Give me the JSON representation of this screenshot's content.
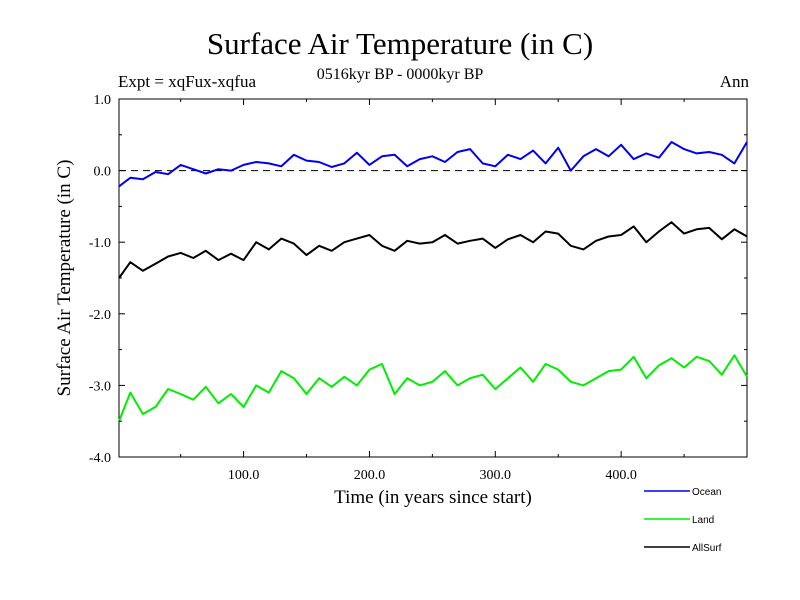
{
  "chart_data": {
    "type": "line",
    "title": "Surface Air Temperature (in C)",
    "subtitle": "0516kyr BP - 0000kyr BP",
    "experiment_label": "Expt = xqFux-xqfua",
    "season_label": "Ann",
    "xlabel": "Time (in years since start)",
    "ylabel": "Surface Air Temperature (in C)",
    "xlim": [
      1,
      500
    ],
    "ylim": [
      -4.0,
      1.0
    ],
    "xticks": [
      100,
      200,
      300,
      400
    ],
    "xtick_labels": [
      "100.0",
      "200.0",
      "300.0",
      "400.0"
    ],
    "yticks": [
      1.0,
      0.0,
      -1.0,
      -2.0,
      -3.0,
      -4.0
    ],
    "ytick_labels": [
      "1.0",
      "0.0",
      "-1.0",
      "-2.0",
      "-3.0",
      "-4.0"
    ],
    "reference_line": 0.0,
    "series": [
      {
        "name": "Ocean",
        "color": "#0000ee",
        "x": [
          1,
          10,
          20,
          30,
          40,
          50,
          60,
          70,
          80,
          90,
          100,
          110,
          120,
          130,
          140,
          150,
          160,
          170,
          180,
          190,
          200,
          210,
          220,
          230,
          240,
          250,
          260,
          270,
          280,
          290,
          300,
          310,
          320,
          330,
          340,
          350,
          360,
          370,
          380,
          390,
          400,
          410,
          420,
          430,
          440,
          450,
          460,
          470,
          480,
          490,
          500
        ],
        "values": [
          -0.22,
          -0.1,
          -0.12,
          -0.02,
          -0.05,
          0.08,
          0.02,
          -0.04,
          0.02,
          0.0,
          0.08,
          0.12,
          0.1,
          0.06,
          0.22,
          0.14,
          0.12,
          0.05,
          0.1,
          0.25,
          0.08,
          0.2,
          0.22,
          0.06,
          0.16,
          0.2,
          0.12,
          0.26,
          0.3,
          0.1,
          0.06,
          0.22,
          0.16,
          0.28,
          0.1,
          0.32,
          0.0,
          0.2,
          0.3,
          0.2,
          0.36,
          0.16,
          0.24,
          0.18,
          0.4,
          0.3,
          0.24,
          0.26,
          0.22,
          0.1,
          0.4
        ]
      },
      {
        "name": "Land",
        "color": "#00ee00",
        "x": [
          1,
          10,
          20,
          30,
          40,
          50,
          60,
          70,
          80,
          90,
          100,
          110,
          120,
          130,
          140,
          150,
          160,
          170,
          180,
          190,
          200,
          210,
          220,
          230,
          240,
          250,
          260,
          270,
          280,
          290,
          300,
          310,
          320,
          330,
          340,
          350,
          360,
          370,
          380,
          390,
          400,
          410,
          420,
          430,
          440,
          450,
          460,
          470,
          480,
          490,
          500
        ],
        "values": [
          -3.5,
          -3.1,
          -3.4,
          -3.3,
          -3.05,
          -3.12,
          -3.2,
          -3.02,
          -3.25,
          -3.12,
          -3.3,
          -3.0,
          -3.1,
          -2.8,
          -2.9,
          -3.12,
          -2.9,
          -3.02,
          -2.88,
          -3.0,
          -2.78,
          -2.7,
          -3.12,
          -2.9,
          -3.0,
          -2.95,
          -2.8,
          -3.0,
          -2.9,
          -2.85,
          -3.05,
          -2.9,
          -2.75,
          -2.95,
          -2.7,
          -2.78,
          -2.95,
          -3.0,
          -2.9,
          -2.8,
          -2.78,
          -2.6,
          -2.9,
          -2.72,
          -2.62,
          -2.75,
          -2.6,
          -2.66,
          -2.85,
          -2.58,
          -2.88
        ]
      },
      {
        "name": "AllSurf",
        "color": "#000000",
        "x": [
          1,
          10,
          20,
          30,
          40,
          50,
          60,
          70,
          80,
          90,
          100,
          110,
          120,
          130,
          140,
          150,
          160,
          170,
          180,
          190,
          200,
          210,
          220,
          230,
          240,
          250,
          260,
          270,
          280,
          290,
          300,
          310,
          320,
          330,
          340,
          350,
          360,
          370,
          380,
          390,
          400,
          410,
          420,
          430,
          440,
          450,
          460,
          470,
          480,
          490,
          500
        ],
        "values": [
          -1.5,
          -1.28,
          -1.4,
          -1.3,
          -1.2,
          -1.15,
          -1.22,
          -1.12,
          -1.25,
          -1.16,
          -1.25,
          -1.0,
          -1.1,
          -0.95,
          -1.02,
          -1.18,
          -1.05,
          -1.12,
          -1.0,
          -0.95,
          -0.9,
          -1.05,
          -1.12,
          -0.98,
          -1.02,
          -1.0,
          -0.9,
          -1.02,
          -0.98,
          -0.95,
          -1.08,
          -0.96,
          -0.9,
          -1.0,
          -0.85,
          -0.88,
          -1.05,
          -1.1,
          -0.98,
          -0.92,
          -0.9,
          -0.78,
          -1.0,
          -0.85,
          -0.72,
          -0.88,
          -0.82,
          -0.8,
          -0.96,
          -0.82,
          -0.92
        ]
      }
    ],
    "legend": [
      {
        "label": "Ocean",
        "color": "#0000ee"
      },
      {
        "label": "Land",
        "color": "#00ee00"
      },
      {
        "label": "AllSurf",
        "color": "#000000"
      }
    ]
  }
}
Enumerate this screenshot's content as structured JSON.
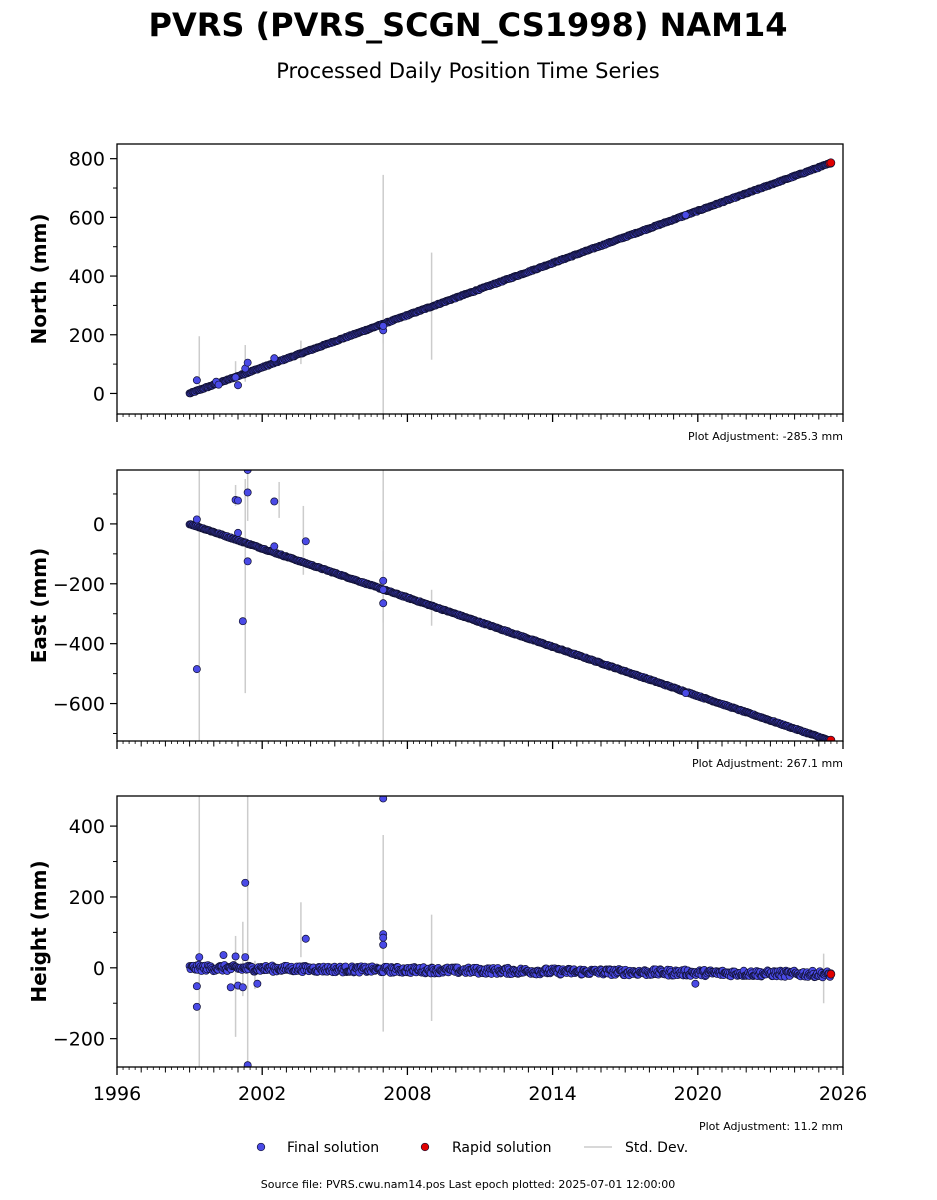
+++++
# YOUR GOAL
Among the entries above, how many lines include the word "this"? Give the number with no comment.

# COMPLETED TASK
2